[START]

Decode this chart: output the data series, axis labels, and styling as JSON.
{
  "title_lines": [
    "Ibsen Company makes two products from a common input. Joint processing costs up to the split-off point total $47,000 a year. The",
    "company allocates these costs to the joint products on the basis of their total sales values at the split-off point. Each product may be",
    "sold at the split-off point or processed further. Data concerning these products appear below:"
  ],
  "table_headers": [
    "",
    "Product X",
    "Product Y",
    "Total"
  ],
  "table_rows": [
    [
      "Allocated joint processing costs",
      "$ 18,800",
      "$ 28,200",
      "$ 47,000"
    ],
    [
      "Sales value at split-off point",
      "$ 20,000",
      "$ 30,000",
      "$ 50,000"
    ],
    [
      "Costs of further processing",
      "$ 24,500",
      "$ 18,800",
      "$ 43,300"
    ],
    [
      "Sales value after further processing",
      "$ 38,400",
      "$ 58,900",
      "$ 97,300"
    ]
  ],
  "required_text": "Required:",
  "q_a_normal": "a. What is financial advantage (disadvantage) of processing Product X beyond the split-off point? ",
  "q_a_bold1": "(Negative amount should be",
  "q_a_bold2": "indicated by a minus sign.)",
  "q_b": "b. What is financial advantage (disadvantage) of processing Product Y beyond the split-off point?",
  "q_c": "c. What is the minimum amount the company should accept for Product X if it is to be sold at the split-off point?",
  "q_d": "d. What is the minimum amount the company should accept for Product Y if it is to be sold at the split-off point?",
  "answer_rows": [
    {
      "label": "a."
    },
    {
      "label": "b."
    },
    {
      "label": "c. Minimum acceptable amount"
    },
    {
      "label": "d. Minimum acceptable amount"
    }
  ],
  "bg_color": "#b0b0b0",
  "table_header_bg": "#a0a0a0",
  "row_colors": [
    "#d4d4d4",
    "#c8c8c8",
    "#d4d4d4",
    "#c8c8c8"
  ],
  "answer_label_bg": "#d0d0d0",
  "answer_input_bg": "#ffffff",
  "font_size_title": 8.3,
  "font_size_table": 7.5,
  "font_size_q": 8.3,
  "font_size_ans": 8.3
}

[END]

Short task:
Provide an exact reproduction of all the entries shown above.

Exercise answer:
Decode this chart: output the data series, axis labels, and styling as JSON.
{
  "title_lines": [
    "Ibsen Company makes two products from a common input. Joint processing costs up to the split-off point total $47,000 a year. The",
    "company allocates these costs to the joint products on the basis of their total sales values at the split-off point. Each product may be",
    "sold at the split-off point or processed further. Data concerning these products appear below:"
  ],
  "table_headers": [
    "",
    "Product X",
    "Product Y",
    "Total"
  ],
  "table_rows": [
    [
      "Allocated joint processing costs",
      "$ 18,800",
      "$ 28,200",
      "$ 47,000"
    ],
    [
      "Sales value at split-off point",
      "$ 20,000",
      "$ 30,000",
      "$ 50,000"
    ],
    [
      "Costs of further processing",
      "$ 24,500",
      "$ 18,800",
      "$ 43,300"
    ],
    [
      "Sales value after further processing",
      "$ 38,400",
      "$ 58,900",
      "$ 97,300"
    ]
  ],
  "required_text": "Required:",
  "q_a_normal": "a. What is financial advantage (disadvantage) of processing Product X beyond the split-off point? ",
  "q_a_bold1": "(Negative amount should be",
  "q_a_bold2": "indicated by a minus sign.)",
  "q_b": "b. What is financial advantage (disadvantage) of processing Product Y beyond the split-off point?",
  "q_c": "c. What is the minimum amount the company should accept for Product X if it is to be sold at the split-off point?",
  "q_d": "d. What is the minimum amount the company should accept for Product Y if it is to be sold at the split-off point?",
  "answer_rows": [
    {
      "label": "a."
    },
    {
      "label": "b."
    },
    {
      "label": "c. Minimum acceptable amount"
    },
    {
      "label": "d. Minimum acceptable amount"
    }
  ],
  "bg_color": "#b0b0b0",
  "table_header_bg": "#a0a0a0",
  "row_colors": [
    "#d4d4d4",
    "#c8c8c8",
    "#d4d4d4",
    "#c8c8c8"
  ],
  "answer_label_bg": "#d0d0d0",
  "answer_input_bg": "#ffffff",
  "font_size_title": 8.3,
  "font_size_table": 7.5,
  "font_size_q": 8.3,
  "font_size_ans": 8.3
}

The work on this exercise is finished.